Set problem ▸
Update the listing from its start through the line containing "issue-title[interactable]: Elements must", replacing "positions" with "locations" and changing nothing else.

----------

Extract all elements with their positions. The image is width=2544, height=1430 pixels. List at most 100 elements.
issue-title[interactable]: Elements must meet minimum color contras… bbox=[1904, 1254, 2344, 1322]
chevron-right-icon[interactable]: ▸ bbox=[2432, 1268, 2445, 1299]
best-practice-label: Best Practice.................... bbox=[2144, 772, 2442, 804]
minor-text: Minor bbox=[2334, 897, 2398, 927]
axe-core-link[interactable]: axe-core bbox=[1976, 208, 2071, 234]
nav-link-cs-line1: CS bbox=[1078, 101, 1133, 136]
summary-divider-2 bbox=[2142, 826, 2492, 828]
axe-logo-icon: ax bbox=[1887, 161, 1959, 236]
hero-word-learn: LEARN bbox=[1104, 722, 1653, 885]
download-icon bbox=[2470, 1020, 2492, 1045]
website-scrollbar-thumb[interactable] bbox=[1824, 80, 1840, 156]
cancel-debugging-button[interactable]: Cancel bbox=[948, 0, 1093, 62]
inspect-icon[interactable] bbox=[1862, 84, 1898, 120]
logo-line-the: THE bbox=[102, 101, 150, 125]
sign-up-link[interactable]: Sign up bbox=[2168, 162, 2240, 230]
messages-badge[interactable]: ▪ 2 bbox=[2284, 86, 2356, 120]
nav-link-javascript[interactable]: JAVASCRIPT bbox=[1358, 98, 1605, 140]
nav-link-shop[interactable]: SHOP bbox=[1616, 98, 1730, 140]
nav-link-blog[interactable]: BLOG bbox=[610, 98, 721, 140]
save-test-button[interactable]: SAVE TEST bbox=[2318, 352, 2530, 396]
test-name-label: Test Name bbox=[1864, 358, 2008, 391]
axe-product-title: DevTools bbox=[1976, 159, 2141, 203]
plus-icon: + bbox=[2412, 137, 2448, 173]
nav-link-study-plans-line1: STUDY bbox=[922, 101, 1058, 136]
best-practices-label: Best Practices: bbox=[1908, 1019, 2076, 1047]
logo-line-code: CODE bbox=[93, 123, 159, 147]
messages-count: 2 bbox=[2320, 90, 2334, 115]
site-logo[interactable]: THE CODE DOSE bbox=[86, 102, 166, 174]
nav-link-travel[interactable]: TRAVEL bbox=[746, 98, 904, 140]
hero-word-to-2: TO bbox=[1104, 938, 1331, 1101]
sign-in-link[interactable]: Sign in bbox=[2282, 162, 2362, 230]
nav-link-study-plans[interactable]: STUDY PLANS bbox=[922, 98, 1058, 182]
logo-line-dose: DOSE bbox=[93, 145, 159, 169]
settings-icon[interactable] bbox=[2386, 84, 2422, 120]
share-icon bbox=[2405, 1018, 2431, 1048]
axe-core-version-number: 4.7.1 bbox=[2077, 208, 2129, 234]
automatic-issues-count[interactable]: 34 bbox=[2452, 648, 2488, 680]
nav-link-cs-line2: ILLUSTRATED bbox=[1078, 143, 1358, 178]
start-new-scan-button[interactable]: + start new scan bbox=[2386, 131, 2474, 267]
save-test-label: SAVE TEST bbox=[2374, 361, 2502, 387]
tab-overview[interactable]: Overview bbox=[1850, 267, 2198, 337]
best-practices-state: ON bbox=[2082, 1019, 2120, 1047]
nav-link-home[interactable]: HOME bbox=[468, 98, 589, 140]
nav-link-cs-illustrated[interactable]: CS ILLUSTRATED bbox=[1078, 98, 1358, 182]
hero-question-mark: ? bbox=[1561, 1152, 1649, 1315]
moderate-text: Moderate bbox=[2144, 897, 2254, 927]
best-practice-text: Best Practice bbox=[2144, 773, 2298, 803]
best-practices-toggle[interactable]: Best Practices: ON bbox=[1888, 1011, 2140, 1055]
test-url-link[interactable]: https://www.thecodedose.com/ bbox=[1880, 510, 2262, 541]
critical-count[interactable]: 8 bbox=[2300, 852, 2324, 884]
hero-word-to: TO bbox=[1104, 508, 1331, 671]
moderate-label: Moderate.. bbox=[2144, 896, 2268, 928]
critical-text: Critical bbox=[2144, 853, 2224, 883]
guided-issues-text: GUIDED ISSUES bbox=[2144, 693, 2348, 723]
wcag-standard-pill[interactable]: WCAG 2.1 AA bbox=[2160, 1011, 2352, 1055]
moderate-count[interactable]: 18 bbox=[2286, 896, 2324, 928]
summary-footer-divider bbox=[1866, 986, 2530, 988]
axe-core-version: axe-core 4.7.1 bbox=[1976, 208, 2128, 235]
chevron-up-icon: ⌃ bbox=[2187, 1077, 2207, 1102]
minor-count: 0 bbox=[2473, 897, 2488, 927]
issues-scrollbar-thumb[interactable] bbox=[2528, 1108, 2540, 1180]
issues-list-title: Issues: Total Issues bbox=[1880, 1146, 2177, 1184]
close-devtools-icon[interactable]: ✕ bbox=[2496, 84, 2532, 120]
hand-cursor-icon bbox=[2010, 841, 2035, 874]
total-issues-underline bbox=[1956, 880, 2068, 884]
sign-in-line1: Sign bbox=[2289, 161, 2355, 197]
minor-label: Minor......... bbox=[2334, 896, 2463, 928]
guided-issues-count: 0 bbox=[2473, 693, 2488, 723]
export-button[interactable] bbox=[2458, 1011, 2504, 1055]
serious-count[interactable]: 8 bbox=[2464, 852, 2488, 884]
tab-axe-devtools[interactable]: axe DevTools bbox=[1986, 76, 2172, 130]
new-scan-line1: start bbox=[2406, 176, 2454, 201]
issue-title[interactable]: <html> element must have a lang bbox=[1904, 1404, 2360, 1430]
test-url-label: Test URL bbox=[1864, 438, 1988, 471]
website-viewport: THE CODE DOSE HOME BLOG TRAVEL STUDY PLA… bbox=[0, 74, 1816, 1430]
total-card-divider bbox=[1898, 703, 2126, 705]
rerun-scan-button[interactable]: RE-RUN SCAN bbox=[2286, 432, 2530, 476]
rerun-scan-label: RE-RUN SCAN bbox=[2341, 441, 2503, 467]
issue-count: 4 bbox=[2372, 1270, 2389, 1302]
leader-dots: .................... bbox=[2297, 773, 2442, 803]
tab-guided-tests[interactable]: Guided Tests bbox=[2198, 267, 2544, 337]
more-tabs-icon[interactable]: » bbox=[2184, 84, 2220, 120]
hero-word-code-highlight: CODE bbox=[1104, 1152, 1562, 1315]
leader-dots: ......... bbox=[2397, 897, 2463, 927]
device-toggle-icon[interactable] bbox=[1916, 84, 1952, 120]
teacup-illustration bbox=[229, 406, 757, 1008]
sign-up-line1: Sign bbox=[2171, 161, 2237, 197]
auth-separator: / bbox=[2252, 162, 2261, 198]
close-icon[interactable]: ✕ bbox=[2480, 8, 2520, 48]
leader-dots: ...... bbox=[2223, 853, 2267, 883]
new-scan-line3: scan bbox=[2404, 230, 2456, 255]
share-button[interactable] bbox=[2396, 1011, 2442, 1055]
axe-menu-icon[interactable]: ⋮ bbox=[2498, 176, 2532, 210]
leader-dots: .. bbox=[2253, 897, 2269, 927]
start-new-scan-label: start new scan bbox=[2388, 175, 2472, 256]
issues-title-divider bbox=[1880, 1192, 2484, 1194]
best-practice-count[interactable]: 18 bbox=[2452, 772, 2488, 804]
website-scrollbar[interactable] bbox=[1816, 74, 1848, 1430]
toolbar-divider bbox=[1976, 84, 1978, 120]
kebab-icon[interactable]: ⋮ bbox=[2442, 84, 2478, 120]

----------

Exercise result ▸
Extract all elements with their locations. The image is width=2544, height=1430 pixels. List at most 100 elements.
issue-title[interactable]: Elements must meet minimum color contras… bbox=[1904, 1254, 2344, 1322]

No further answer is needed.